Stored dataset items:
"""
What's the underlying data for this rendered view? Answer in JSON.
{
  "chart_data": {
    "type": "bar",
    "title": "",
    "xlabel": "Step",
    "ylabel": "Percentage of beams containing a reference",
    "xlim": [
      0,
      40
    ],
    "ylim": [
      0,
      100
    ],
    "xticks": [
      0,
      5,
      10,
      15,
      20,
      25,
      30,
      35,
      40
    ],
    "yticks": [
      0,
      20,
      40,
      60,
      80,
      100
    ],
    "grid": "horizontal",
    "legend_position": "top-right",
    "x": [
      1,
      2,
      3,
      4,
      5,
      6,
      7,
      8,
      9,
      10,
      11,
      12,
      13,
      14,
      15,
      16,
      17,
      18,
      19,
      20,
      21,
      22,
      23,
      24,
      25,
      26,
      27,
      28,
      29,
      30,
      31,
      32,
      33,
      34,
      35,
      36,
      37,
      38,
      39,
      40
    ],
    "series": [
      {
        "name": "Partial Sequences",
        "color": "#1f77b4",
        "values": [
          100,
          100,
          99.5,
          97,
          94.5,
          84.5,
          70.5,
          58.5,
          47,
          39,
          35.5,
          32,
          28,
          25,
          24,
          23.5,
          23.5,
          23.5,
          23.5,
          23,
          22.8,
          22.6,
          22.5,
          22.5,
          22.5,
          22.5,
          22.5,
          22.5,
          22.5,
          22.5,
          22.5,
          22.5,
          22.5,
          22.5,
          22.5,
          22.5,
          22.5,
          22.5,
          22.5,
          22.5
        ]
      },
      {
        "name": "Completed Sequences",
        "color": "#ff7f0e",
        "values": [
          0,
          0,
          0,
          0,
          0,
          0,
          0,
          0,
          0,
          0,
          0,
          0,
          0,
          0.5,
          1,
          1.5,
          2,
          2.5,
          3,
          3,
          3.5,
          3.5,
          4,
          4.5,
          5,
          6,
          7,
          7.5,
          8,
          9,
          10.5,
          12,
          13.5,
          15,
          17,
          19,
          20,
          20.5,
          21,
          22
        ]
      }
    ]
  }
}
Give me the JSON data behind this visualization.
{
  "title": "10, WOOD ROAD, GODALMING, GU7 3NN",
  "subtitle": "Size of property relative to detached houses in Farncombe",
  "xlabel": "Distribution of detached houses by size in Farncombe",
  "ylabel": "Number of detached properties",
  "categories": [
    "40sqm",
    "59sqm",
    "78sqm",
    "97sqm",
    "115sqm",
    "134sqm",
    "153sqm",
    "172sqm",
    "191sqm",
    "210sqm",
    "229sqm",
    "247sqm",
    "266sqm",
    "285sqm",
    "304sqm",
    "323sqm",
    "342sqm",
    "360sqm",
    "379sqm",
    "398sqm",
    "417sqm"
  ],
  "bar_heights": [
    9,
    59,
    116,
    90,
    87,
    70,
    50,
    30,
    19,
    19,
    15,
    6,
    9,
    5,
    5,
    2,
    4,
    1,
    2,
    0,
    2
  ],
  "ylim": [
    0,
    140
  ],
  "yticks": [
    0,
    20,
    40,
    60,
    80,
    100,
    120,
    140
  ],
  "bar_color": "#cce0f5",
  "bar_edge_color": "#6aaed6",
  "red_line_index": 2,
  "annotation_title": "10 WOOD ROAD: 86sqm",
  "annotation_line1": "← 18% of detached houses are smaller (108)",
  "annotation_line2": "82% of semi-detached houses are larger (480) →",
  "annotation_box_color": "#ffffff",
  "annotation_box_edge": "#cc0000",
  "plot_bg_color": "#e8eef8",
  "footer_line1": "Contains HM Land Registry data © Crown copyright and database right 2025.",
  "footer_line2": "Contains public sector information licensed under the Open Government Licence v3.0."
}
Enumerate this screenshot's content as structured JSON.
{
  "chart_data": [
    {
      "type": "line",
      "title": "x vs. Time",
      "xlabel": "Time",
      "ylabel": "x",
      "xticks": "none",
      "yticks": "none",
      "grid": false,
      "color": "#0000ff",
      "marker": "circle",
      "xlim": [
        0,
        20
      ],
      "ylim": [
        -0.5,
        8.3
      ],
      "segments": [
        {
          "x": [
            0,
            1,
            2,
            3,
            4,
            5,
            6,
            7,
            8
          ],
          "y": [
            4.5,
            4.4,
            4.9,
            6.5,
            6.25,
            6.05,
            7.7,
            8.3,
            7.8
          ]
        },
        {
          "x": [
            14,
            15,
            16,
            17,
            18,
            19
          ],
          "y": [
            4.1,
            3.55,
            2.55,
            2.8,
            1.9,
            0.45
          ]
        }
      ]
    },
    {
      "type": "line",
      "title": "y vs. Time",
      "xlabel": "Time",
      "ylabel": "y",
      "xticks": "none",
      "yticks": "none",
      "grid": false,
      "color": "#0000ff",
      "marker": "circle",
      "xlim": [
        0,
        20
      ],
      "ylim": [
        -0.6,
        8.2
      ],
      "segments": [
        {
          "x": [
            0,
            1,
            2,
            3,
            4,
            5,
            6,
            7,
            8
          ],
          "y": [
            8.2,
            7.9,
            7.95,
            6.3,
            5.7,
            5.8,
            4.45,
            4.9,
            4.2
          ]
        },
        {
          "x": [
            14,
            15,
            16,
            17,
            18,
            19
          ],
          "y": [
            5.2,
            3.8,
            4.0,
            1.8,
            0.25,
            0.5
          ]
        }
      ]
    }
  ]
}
"""
## Problem to work on
Extract the full listing above without altering anything.

## Solution to this problem
What's the underlying data for this rendered view? Answer in JSON.
{
  "chart_data": {
    "type": "bar",
    "title": "",
    "xlabel": "Step",
    "ylabel": "Percentage of beams containing a reference",
    "xlim": [
      0,
      40
    ],
    "ylim": [
      0,
      100
    ],
    "xticks": [
      0,
      5,
      10,
      15,
      20,
      25,
      30,
      35,
      40
    ],
    "yticks": [
      0,
      20,
      40,
      60,
      80,
      100
    ],
    "grid": "horizontal",
    "legend_position": "top-right",
    "x": [
      1,
      2,
      3,
      4,
      5,
      6,
      7,
      8,
      9,
      10,
      11,
      12,
      13,
      14,
      15,
      16,
      17,
      18,
      19,
      20,
      21,
      22,
      23,
      24,
      25,
      26,
      27,
      28,
      29,
      30,
      31,
      32,
      33,
      34,
      35,
      36,
      37,
      38,
      39,
      40
    ],
    "series": [
      {
        "name": "Partial Sequences",
        "color": "#1f77b4",
        "values": [
          100,
          100,
          99.5,
          97,
          94.5,
          84.5,
          70.5,
          58.5,
          47,
          39,
          35.5,
          32,
          28,
          25,
          24,
          23.5,
          23.5,
          23.5,
          23.5,
          23,
          22.8,
          22.6,
          22.5,
          22.5,
          22.5,
          22.5,
          22.5,
          22.5,
          22.5,
          22.5,
          22.5,
          22.5,
          22.5,
          22.5,
          22.5,
          22.5,
          22.5,
          22.5,
          22.5,
          22.5
        ]
      },
      {
        "name": "Completed Sequences",
        "color": "#ff7f0e",
        "values": [
          0,
          0,
          0,
          0,
          0,
          0,
          0,
          0,
          0,
          0,
          0,
          0,
          0,
          0.5,
          1,
          1.5,
          2,
          2.5,
          3,
          3,
          3.5,
          3.5,
          4,
          4.5,
          5,
          6,
          7,
          7.5,
          8,
          9,
          10.5,
          12,
          13.5,
          15,
          17,
          19,
          20,
          20.5,
          21,
          22
        ]
      }
    ]
  }
}
Give me the JSON data behind this visualization.
{
  "title": "10, WOOD ROAD, GODALMING, GU7 3NN",
  "subtitle": "Size of property relative to detached houses in Farncombe",
  "xlabel": "Distribution of detached houses by size in Farncombe",
  "ylabel": "Number of detached properties",
  "categories": [
    "40sqm",
    "59sqm",
    "78sqm",
    "97sqm",
    "115sqm",
    "134sqm",
    "153sqm",
    "172sqm",
    "191sqm",
    "210sqm",
    "229sqm",
    "247sqm",
    "266sqm",
    "285sqm",
    "304sqm",
    "323sqm",
    "342sqm",
    "360sqm",
    "379sqm",
    "398sqm",
    "417sqm"
  ],
  "bar_heights": [
    9,
    59,
    116,
    90,
    87,
    70,
    50,
    30,
    19,
    19,
    15,
    6,
    9,
    5,
    5,
    2,
    4,
    1,
    2,
    0,
    2
  ],
  "ylim": [
    0,
    140
  ],
  "yticks": [
    0,
    20,
    40,
    60,
    80,
    100,
    120,
    140
  ],
  "bar_color": "#cce0f5",
  "bar_edge_color": "#6aaed6",
  "red_line_index": 2,
  "annotation_title": "10 WOOD ROAD: 86sqm",
  "annotation_line1": "← 18% of detached houses are smaller (108)",
  "annotation_line2": "82% of semi-detached houses are larger (480) →",
  "annotation_box_color": "#ffffff",
  "annotation_box_edge": "#cc0000",
  "plot_bg_color": "#e8eef8",
  "footer_line1": "Contains HM Land Registry data © Crown copyright and database right 2025.",
  "footer_line2": "Contains public sector information licensed under the Open Government Licence v3.0."
}
Enumerate this screenshot's content as structured JSON.
{
  "chart_data": [
    {
      "type": "line",
      "title": "x vs. Time",
      "xlabel": "Time",
      "ylabel": "x",
      "xticks": "none",
      "yticks": "none",
      "grid": false,
      "color": "#0000ff",
      "marker": "circle",
      "xlim": [
        0,
        20
      ],
      "ylim": [
        -0.5,
        8.3
      ],
      "segments": [
        {
          "x": [
            0,
            1,
            2,
            3,
            4,
            5,
            6,
            7,
            8
          ],
          "y": [
            4.5,
            4.4,
            4.9,
            6.5,
            6.25,
            6.05,
            7.7,
            8.3,
            7.8
          ]
        },
        {
          "x": [
            14,
            15,
            16,
            17,
            18,
            19
          ],
          "y": [
            4.1,
            3.55,
            2.55,
            2.8,
            1.9,
            0.45
          ]
        }
      ]
    },
    {
      "type": "line",
      "title": "y vs. Time",
      "xlabel": "Time",
      "ylabel": "y",
      "xticks": "none",
      "yticks": "none",
      "grid": false,
      "color": "#0000ff",
      "marker": "circle",
      "xlim": [
        0,
        20
      ],
      "ylim": [
        -0.6,
        8.2
      ],
      "segments": [
        {
          "x": [
            0,
            1,
            2,
            3,
            4,
            5,
            6,
            7,
            8
          ],
          "y": [
            8.2,
            7.9,
            7.95,
            6.3,
            5.7,
            5.8,
            4.45,
            4.9,
            4.2
          ]
        },
        {
          "x": [
            14,
            15,
            16,
            17,
            18,
            19
          ],
          "y": [
            5.2,
            3.8,
            4.0,
            1.8,
            0.25,
            0.5
          ]
        }
      ]
    }
  ]
}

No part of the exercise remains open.